*Items*

>> BEGIN

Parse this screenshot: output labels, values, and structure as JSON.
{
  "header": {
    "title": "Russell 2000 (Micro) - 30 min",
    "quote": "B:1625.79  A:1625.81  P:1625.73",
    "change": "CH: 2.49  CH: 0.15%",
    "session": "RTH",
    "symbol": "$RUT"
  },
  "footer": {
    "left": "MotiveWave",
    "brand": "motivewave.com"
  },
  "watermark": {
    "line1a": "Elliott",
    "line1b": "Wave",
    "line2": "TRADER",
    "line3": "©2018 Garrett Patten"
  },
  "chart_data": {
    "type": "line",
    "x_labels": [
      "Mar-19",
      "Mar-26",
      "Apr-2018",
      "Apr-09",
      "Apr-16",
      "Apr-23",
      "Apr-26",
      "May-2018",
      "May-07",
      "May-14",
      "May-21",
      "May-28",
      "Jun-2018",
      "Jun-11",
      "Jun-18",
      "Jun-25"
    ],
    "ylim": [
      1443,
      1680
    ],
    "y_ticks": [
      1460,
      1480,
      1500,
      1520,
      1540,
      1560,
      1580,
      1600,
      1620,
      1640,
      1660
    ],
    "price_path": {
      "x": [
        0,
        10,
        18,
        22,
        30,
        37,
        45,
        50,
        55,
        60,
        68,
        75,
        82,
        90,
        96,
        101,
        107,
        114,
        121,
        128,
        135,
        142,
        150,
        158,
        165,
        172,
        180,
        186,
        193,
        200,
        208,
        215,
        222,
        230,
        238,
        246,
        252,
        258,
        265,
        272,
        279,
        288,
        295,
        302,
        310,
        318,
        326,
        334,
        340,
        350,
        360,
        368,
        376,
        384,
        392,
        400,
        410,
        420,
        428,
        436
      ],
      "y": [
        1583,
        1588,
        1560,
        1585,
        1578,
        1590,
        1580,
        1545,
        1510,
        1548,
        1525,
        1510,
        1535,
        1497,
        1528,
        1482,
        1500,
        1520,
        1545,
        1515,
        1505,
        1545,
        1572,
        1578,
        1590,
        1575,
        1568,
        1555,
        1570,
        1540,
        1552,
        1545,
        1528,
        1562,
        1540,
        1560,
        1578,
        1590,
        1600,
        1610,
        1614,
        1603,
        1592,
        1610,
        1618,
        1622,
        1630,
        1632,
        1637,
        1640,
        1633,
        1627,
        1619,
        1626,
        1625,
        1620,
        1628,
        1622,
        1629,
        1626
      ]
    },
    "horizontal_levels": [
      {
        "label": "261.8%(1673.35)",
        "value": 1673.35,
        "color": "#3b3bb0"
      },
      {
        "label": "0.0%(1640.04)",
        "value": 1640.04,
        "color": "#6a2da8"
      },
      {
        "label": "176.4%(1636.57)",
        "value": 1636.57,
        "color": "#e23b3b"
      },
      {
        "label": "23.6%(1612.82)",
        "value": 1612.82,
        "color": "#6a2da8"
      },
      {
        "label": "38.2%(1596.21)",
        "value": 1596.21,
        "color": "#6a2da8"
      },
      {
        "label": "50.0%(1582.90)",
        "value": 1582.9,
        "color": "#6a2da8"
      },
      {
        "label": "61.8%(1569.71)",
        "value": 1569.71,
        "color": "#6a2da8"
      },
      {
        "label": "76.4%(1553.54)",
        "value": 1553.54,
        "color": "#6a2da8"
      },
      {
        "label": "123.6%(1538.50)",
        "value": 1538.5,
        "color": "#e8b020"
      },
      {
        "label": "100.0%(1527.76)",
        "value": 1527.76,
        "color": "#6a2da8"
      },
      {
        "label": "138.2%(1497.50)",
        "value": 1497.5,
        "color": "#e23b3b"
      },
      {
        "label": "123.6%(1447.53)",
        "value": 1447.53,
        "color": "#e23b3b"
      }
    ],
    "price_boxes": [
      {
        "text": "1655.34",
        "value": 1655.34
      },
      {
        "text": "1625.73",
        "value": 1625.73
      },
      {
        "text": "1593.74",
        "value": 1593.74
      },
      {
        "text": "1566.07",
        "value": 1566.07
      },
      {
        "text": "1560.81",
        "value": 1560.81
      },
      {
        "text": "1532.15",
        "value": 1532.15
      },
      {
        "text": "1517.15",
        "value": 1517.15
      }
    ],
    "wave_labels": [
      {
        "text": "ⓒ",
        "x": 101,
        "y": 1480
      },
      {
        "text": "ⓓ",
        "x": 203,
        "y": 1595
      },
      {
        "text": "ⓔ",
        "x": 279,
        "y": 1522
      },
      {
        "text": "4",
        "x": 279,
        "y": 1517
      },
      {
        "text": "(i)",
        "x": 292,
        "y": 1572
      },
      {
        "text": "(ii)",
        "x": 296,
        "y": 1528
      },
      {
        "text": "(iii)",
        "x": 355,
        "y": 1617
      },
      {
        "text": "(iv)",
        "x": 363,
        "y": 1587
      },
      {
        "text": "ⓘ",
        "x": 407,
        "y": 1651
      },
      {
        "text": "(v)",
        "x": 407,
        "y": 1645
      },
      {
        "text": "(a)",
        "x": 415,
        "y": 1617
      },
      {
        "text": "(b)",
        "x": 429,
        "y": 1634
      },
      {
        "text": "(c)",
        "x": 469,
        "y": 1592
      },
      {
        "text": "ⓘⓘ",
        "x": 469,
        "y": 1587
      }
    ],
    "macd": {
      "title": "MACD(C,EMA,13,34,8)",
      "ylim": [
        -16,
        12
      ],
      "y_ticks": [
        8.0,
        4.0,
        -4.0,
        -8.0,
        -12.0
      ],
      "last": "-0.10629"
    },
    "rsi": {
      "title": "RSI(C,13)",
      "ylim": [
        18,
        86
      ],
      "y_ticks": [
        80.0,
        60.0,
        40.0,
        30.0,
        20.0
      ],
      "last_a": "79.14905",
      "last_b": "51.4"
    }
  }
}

>> END

Copy out the whole listing exactly; please set it all down.

*Reply to the exercise*
Parse this screenshot: output labels, values, and structure as JSON.
{
  "header": {
    "title": "Russell 2000 (Micro) - 30 min",
    "quote": "B:1625.79  A:1625.81  P:1625.73",
    "change": "CH: 2.49  CH: 0.15%",
    "session": "RTH",
    "symbol": "$RUT"
  },
  "footer": {
    "left": "MotiveWave",
    "brand": "motivewave.com"
  },
  "watermark": {
    "line1a": "Elliott",
    "line1b": "Wave",
    "line2": "TRADER",
    "line3": "©2018 Garrett Patten"
  },
  "chart_data": {
    "type": "line",
    "x_labels": [
      "Mar-19",
      "Mar-26",
      "Apr-2018",
      "Apr-09",
      "Apr-16",
      "Apr-23",
      "Apr-26",
      "May-2018",
      "May-07",
      "May-14",
      "May-21",
      "May-28",
      "Jun-2018",
      "Jun-11",
      "Jun-18",
      "Jun-25"
    ],
    "ylim": [
      1443,
      1680
    ],
    "y_ticks": [
      1460,
      1480,
      1500,
      1520,
      1540,
      1560,
      1580,
      1600,
      1620,
      1640,
      1660
    ],
    "price_path": {
      "x": [
        0,
        10,
        18,
        22,
        30,
        37,
        45,
        50,
        55,
        60,
        68,
        75,
        82,
        90,
        96,
        101,
        107,
        114,
        121,
        128,
        135,
        142,
        150,
        158,
        165,
        172,
        180,
        186,
        193,
        200,
        208,
        215,
        222,
        230,
        238,
        246,
        252,
        258,
        265,
        272,
        279,
        288,
        295,
        302,
        310,
        318,
        326,
        334,
        340,
        350,
        360,
        368,
        376,
        384,
        392,
        400,
        410,
        420,
        428,
        436
      ],
      "y": [
        1583,
        1588,
        1560,
        1585,
        1578,
        1590,
        1580,
        1545,
        1510,
        1548,
        1525,
        1510,
        1535,
        1497,
        1528,
        1482,
        1500,
        1520,
        1545,
        1515,
        1505,
        1545,
        1572,
        1578,
        1590,
        1575,
        1568,
        1555,
        1570,
        1540,
        1552,
        1545,
        1528,
        1562,
        1540,
        1560,
        1578,
        1590,
        1600,
        1610,
        1614,
        1603,
        1592,
        1610,
        1618,
        1622,
        1630,
        1632,
        1637,
        1640,
        1633,
        1627,
        1619,
        1626,
        1625,
        1620,
        1628,
        1622,
        1629,
        1626
      ]
    },
    "horizontal_levels": [
      {
        "label": "261.8%(1673.35)",
        "value": 1673.35,
        "color": "#3b3bb0"
      },
      {
        "label": "0.0%(1640.04)",
        "value": 1640.04,
        "color": "#6a2da8"
      },
      {
        "label": "176.4%(1636.57)",
        "value": 1636.57,
        "color": "#e23b3b"
      },
      {
        "label": "23.6%(1612.82)",
        "value": 1612.82,
        "color": "#6a2da8"
      },
      {
        "label": "38.2%(1596.21)",
        "value": 1596.21,
        "color": "#6a2da8"
      },
      {
        "label": "50.0%(1582.90)",
        "value": 1582.9,
        "color": "#6a2da8"
      },
      {
        "label": "61.8%(1569.71)",
        "value": 1569.71,
        "color": "#6a2da8"
      },
      {
        "label": "76.4%(1553.54)",
        "value": 1553.54,
        "color": "#6a2da8"
      },
      {
        "label": "123.6%(1538.50)",
        "value": 1538.5,
        "color": "#e8b020"
      },
      {
        "label": "100.0%(1527.76)",
        "value": 1527.76,
        "color": "#6a2da8"
      },
      {
        "label": "138.2%(1497.50)",
        "value": 1497.5,
        "color": "#e23b3b"
      },
      {
        "label": "123.6%(1447.53)",
        "value": 1447.53,
        "color": "#e23b3b"
      }
    ],
    "price_boxes": [
      {
        "text": "1655.34",
        "value": 1655.34
      },
      {
        "text": "1625.73",
        "value": 1625.73
      },
      {
        "text": "1593.74",
        "value": 1593.74
      },
      {
        "text": "1566.07",
        "value": 1566.07
      },
      {
        "text": "1560.81",
        "value": 1560.81
      },
      {
        "text": "1532.15",
        "value": 1532.15
      },
      {
        "text": "1517.15",
        "value": 1517.15
      }
    ],
    "wave_labels": [
      {
        "text": "ⓒ",
        "x": 101,
        "y": 1480
      },
      {
        "text": "ⓓ",
        "x": 203,
        "y": 1595
      },
      {
        "text": "ⓔ",
        "x": 279,
        "y": 1522
      },
      {
        "text": "4",
        "x": 279,
        "y": 1517
      },
      {
        "text": "(i)",
        "x": 292,
        "y": 1572
      },
      {
        "text": "(ii)",
        "x": 296,
        "y": 1528
      },
      {
        "text": "(iii)",
        "x": 355,
        "y": 1617
      },
      {
        "text": "(iv)",
        "x": 363,
        "y": 1587
      },
      {
        "text": "ⓘ",
        "x": 407,
        "y": 1651
      },
      {
        "text": "(v)",
        "x": 407,
        "y": 1645
      },
      {
        "text": "(a)",
        "x": 415,
        "y": 1617
      },
      {
        "text": "(b)",
        "x": 429,
        "y": 1634
      },
      {
        "text": "(c)",
        "x": 469,
        "y": 1592
      },
      {
        "text": "ⓘⓘ",
        "x": 469,
        "y": 1587
      }
    ],
    "macd": {
      "title": "MACD(C,EMA,13,34,8)",
      "ylim": [
        -16,
        12
      ],
      "y_ticks": [
        8.0,
        4.0,
        -4.0,
        -8.0,
        -12.0
      ],
      "last": "-0.10629"
    },
    "rsi": {
      "title": "RSI(C,13)",
      "ylim": [
        18,
        86
      ],
      "y_ticks": [
        80.0,
        60.0,
        40.0,
        30.0,
        20.0
      ],
      "last_a": "79.14905",
      "last_b": "51.4"
    }
  }
}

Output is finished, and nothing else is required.